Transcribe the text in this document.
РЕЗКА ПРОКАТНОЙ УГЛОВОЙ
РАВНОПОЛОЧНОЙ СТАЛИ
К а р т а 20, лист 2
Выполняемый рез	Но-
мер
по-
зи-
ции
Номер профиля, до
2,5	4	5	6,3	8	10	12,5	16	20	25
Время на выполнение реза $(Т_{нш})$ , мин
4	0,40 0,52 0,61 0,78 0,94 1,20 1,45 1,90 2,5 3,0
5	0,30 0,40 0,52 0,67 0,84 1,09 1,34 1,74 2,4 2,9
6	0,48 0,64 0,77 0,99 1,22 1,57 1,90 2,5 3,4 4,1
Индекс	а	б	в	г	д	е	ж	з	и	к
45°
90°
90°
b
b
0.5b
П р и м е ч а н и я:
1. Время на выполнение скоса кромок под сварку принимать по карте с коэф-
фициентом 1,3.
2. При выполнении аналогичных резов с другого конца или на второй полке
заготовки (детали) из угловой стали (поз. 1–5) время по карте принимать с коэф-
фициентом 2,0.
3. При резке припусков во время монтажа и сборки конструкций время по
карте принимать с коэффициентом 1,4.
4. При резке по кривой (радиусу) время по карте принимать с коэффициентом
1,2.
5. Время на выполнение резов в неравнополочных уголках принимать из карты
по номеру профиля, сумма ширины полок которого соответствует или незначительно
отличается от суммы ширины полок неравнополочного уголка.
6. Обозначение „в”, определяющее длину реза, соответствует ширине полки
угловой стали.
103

=====

• **AIM**
Say how many lines in the records hold "коэффициентом", with the number as the whole reply.

• **THE ANSWER**
2